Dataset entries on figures
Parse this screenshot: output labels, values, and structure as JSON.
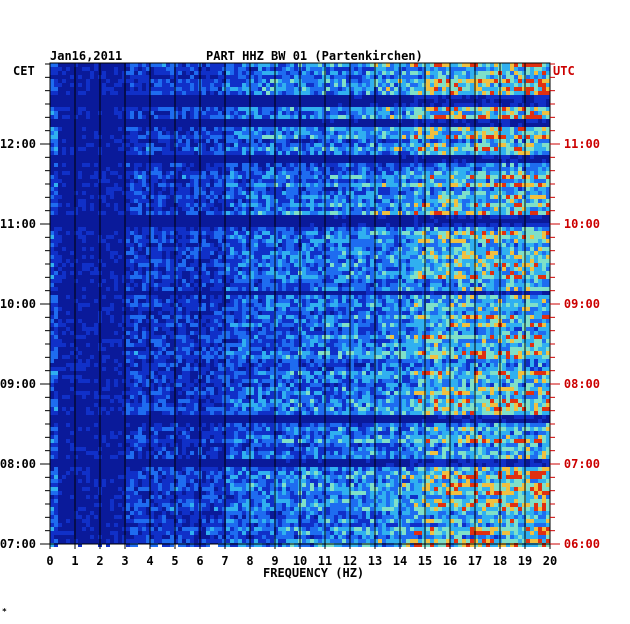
{
  "chart_data": {
    "type": "heatmap",
    "date": "Jan16,2011",
    "title": "PART HHZ BW 01 (Partenkirchen)",
    "left_axis_label": "CET",
    "right_axis_label": "UTC",
    "xlabel": "FREQUENCY (HZ)",
    "x_ticks": [
      "0",
      "1",
      "2",
      "3",
      "4",
      "5",
      "6",
      "7",
      "8",
      "9",
      "10",
      "11",
      "12",
      "13",
      "14",
      "15",
      "16",
      "17",
      "18",
      "19",
      "20"
    ],
    "xlim": [
      0,
      20
    ],
    "left_ticks": [
      "12:00",
      "11:00",
      "10:00",
      "09:00",
      "08:00",
      "07:00"
    ],
    "right_ticks": [
      "11:00",
      "10:00",
      "09:00",
      "08:00",
      "07:00",
      "06:00"
    ],
    "time_range_cet": [
      "07:00",
      "12:55"
    ],
    "grid": true,
    "colors": {
      "low": "#0a1a9a",
      "mid": "#1e6cf0",
      "high": "#7fe0c8",
      "peak": "#f0c040",
      "max": "#e03010",
      "utc_label": "#cc0000"
    },
    "footer_mark": "*"
  }
}
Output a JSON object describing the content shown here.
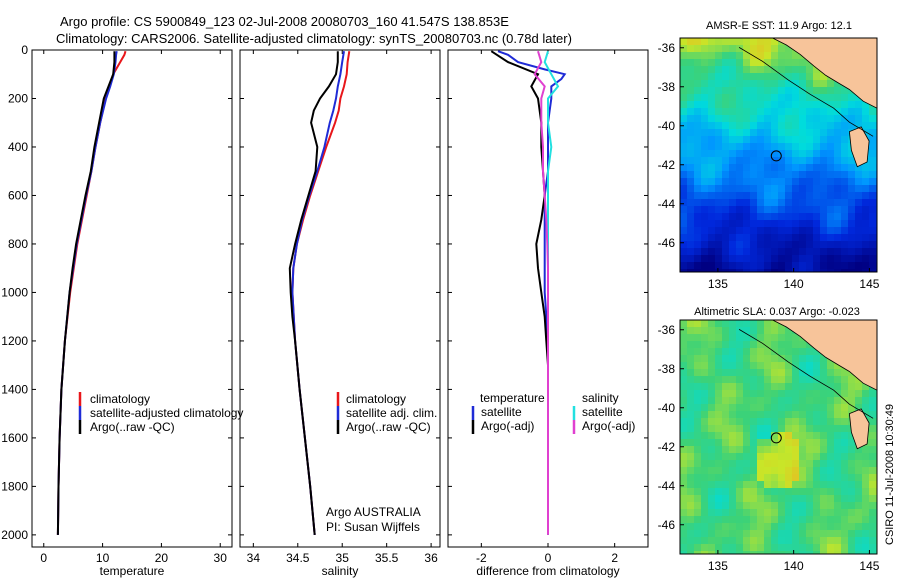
{
  "title": {
    "line1": "Argo profile: CS 5900849_123 02-Jul-2008 20080703_160 41.547S 138.853E",
    "line2": "Climatology: CARS2006. Satellite-adjusted climatology: synTS_20080703.nc (0.78d later)"
  },
  "side_stamp": "CSIRO 11-Jul-2008 10:30:49",
  "colors": {
    "climatology": "#e8161a",
    "satellite": "#1f2bd6",
    "argo": "#000000",
    "cyan": "#22e0e0",
    "magenta": "#e040d0",
    "land": "#f7c49a"
  },
  "chart_data": [
    {
      "type": "line",
      "id": "temperature",
      "xlabel": "temperature",
      "xlim": [
        -2,
        32
      ],
      "ylim": [
        2050,
        0
      ],
      "xticks": [
        0,
        10,
        20,
        30
      ],
      "yticks": [
        0,
        200,
        400,
        600,
        800,
        1000,
        1200,
        1400,
        1600,
        1800,
        2000
      ],
      "legend": [
        "climatology",
        "satellite-adjusted climatology",
        "Argo(..raw -QC)"
      ],
      "series": [
        {
          "name": "climatology",
          "color": "#e8161a",
          "depth": [
            5,
            20,
            50,
            100,
            150,
            200,
            300,
            400,
            500,
            600,
            800,
            1000,
            1200,
            1400,
            1600,
            1800,
            2000
          ],
          "values": [
            13.9,
            13.7,
            13.0,
            11.8,
            11.2,
            10.5,
            9.6,
            8.8,
            8.1,
            7.3,
            5.7,
            4.5,
            3.6,
            3.0,
            2.7,
            2.5,
            2.4
          ]
        },
        {
          "name": "satellite-adjusted climatology",
          "color": "#1f2bd6",
          "depth": [
            5,
            20,
            50,
            100,
            150,
            200,
            300,
            400,
            500,
            600,
            800,
            1000,
            1200,
            1400,
            1600,
            1800,
            2000
          ],
          "values": [
            12.4,
            12.3,
            12.2,
            11.9,
            11.3,
            10.6,
            9.6,
            8.8,
            8.1,
            7.2,
            5.6,
            4.4,
            3.6,
            3.0,
            2.7,
            2.5,
            2.4
          ]
        },
        {
          "name": "Argo(..raw -QC)",
          "color": "#000000",
          "depth": [
            5,
            20,
            50,
            100,
            150,
            200,
            300,
            400,
            500,
            600,
            700,
            800,
            900,
            1000,
            1200,
            1400,
            1600,
            1800,
            2000
          ],
          "values": [
            12.0,
            12.0,
            12.0,
            11.8,
            11.0,
            10.2,
            9.4,
            8.6,
            8.0,
            7.1,
            6.3,
            5.5,
            4.9,
            4.4,
            3.6,
            3.0,
            2.7,
            2.5,
            2.4
          ]
        }
      ]
    },
    {
      "type": "line",
      "id": "salinity",
      "xlabel": "salinity",
      "xlim": [
        33.85,
        36.1
      ],
      "ylim": [
        2050,
        0
      ],
      "xticks": [
        34,
        34.5,
        35,
        35.5,
        36
      ],
      "legend": [
        "climatology",
        "satellite adj. clim.",
        "Argo(..raw -QC)"
      ],
      "annotation": [
        "Argo AUSTRALIA",
        "PI: Susan Wijffels"
      ],
      "series": [
        {
          "name": "climatology",
          "color": "#e8161a",
          "depth": [
            5,
            50,
            100,
            150,
            200,
            250,
            300,
            400,
            500,
            600,
            700,
            800,
            900,
            1000,
            1200,
            1400,
            1600,
            1800,
            2000
          ],
          "values": [
            35.08,
            35.06,
            35.05,
            35.02,
            34.98,
            34.96,
            34.92,
            34.82,
            34.73,
            34.64,
            34.56,
            34.49,
            34.45,
            34.44,
            34.47,
            34.52,
            34.58,
            34.64,
            34.69
          ]
        },
        {
          "name": "satellite adj. clim.",
          "color": "#1f2bd6",
          "depth": [
            5,
            50,
            100,
            150,
            200,
            250,
            300,
            400,
            500,
            600,
            700,
            800,
            900,
            1000,
            1200,
            1400,
            1600,
            1800,
            2000
          ],
          "values": [
            35.02,
            35.0,
            34.98,
            34.95,
            34.93,
            34.9,
            34.86,
            34.8,
            34.72,
            34.63,
            34.55,
            34.49,
            34.45,
            34.44,
            34.47,
            34.52,
            34.58,
            34.64,
            34.69
          ]
        },
        {
          "name": "Argo(..raw -QC)",
          "color": "#000000",
          "depth": [
            5,
            50,
            100,
            150,
            200,
            250,
            300,
            400,
            500,
            600,
            700,
            800,
            900,
            1000,
            1100,
            1200,
            1400,
            1600,
            1800,
            2000
          ],
          "values": [
            34.95,
            34.95,
            34.93,
            34.85,
            34.75,
            34.68,
            34.65,
            34.72,
            34.7,
            34.62,
            34.54,
            34.47,
            34.41,
            34.42,
            34.44,
            34.47,
            34.52,
            34.58,
            34.64,
            34.69
          ]
        }
      ]
    },
    {
      "type": "line",
      "id": "difference",
      "xlabel": "difference from climatology",
      "xlim": [
        -3,
        3
      ],
      "ylim": [
        2050,
        0
      ],
      "xticks": [
        -2,
        0,
        2
      ],
      "legend_left_title": "temperature",
      "legend_right_title": "salinity",
      "legend": [
        "satellite",
        "Argo(-adj)",
        "satellite",
        "Argo(-adj)"
      ],
      "series": [
        {
          "name": "temperature satellite",
          "color": "#1f2bd6",
          "depth": [
            5,
            20,
            50,
            80,
            100,
            120,
            150,
            200,
            300,
            400,
            500,
            600,
            800,
            1000,
            1200,
            1400,
            1600,
            1800,
            2000
          ],
          "values": [
            -1.5,
            -1.2,
            -0.9,
            -0.1,
            0.5,
            0.4,
            0.1,
            0.1,
            0.0,
            0.0,
            0.0,
            -0.1,
            -0.1,
            -0.1,
            0.0,
            0.0,
            0.0,
            0.0,
            0.0
          ]
        },
        {
          "name": "temperature Argo(-adj)",
          "color": "#000000",
          "depth": [
            5,
            50,
            100,
            150,
            200,
            300,
            400,
            500,
            600,
            700,
            800,
            900,
            1000,
            1100,
            1200,
            1300,
            1400,
            1600,
            1800,
            2000
          ],
          "values": [
            -1.7,
            -1.2,
            -0.3,
            -0.5,
            -0.3,
            -0.2,
            -0.2,
            -0.15,
            -0.1,
            -0.2,
            -0.35,
            -0.3,
            -0.2,
            -0.1,
            -0.05,
            0.0,
            0.0,
            0.0,
            0.0,
            0.0
          ]
        },
        {
          "name": "salinity satellite",
          "color": "#22e0e0",
          "depth": [
            5,
            50,
            100,
            150,
            200,
            300,
            400,
            500,
            600,
            800,
            1000,
            1200,
            1400,
            1600,
            1800,
            2000
          ],
          "values": [
            0.0,
            -0.1,
            0.1,
            0.3,
            0.0,
            0.0,
            0.1,
            0.0,
            0.0,
            0.0,
            0.0,
            0.0,
            0.0,
            0.0,
            0.0,
            0.0
          ]
        },
        {
          "name": "salinity Argo(-adj)",
          "color": "#e040d0",
          "depth": [
            5,
            50,
            100,
            150,
            200,
            300,
            400,
            500,
            600,
            700,
            800,
            900,
            1000,
            1200,
            1400,
            1600,
            1800,
            2000
          ],
          "values": [
            -0.3,
            -0.2,
            -0.4,
            -0.1,
            -0.2,
            -0.2,
            -0.15,
            -0.15,
            -0.1,
            -0.05,
            -0.02,
            0.0,
            0.0,
            0.0,
            0.0,
            0.0,
            0.0,
            0.0
          ]
        }
      ]
    },
    {
      "type": "heatmap",
      "id": "sst-map",
      "title": "AMSR-E SST: 11.9 Argo: 12.1",
      "xlim": [
        132.5,
        145.5
      ],
      "ylim": [
        -47.5,
        -35.5
      ],
      "xticks": [
        135,
        140,
        145
      ],
      "yticks": [
        -36,
        -38,
        -40,
        -42,
        -44,
        -46
      ],
      "marker": {
        "lon": 138.853,
        "lat": -41.547
      }
    },
    {
      "type": "heatmap",
      "id": "sla-map",
      "title": "Altimetric SLA: 0.037 Argo: -0.023",
      "xlim": [
        132.5,
        145.5
      ],
      "ylim": [
        -47.5,
        -35.5
      ],
      "xticks": [
        135,
        140,
        145
      ],
      "yticks": [
        -36,
        -38,
        -40,
        -42,
        -44,
        -46
      ],
      "marker": {
        "lon": 138.853,
        "lat": -41.547
      }
    }
  ]
}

## GIVEN TASK:
Point out every line holding the string "name" and copy it.

## CORRECT OUTPUT:
          "name": "climatology",
          "name": "satellite-adjusted climatology",
          "name": "Argo(..raw -QC)",
          "name": "climatology",
          "name": "satellite adj. clim.",
          "name": "Argo(..raw -QC)",
          "name": "temperature satellite",
          "name": "temperature Argo(-adj)",
          "name": "salinity satellite",
          "name": "salinity Argo(-adj)",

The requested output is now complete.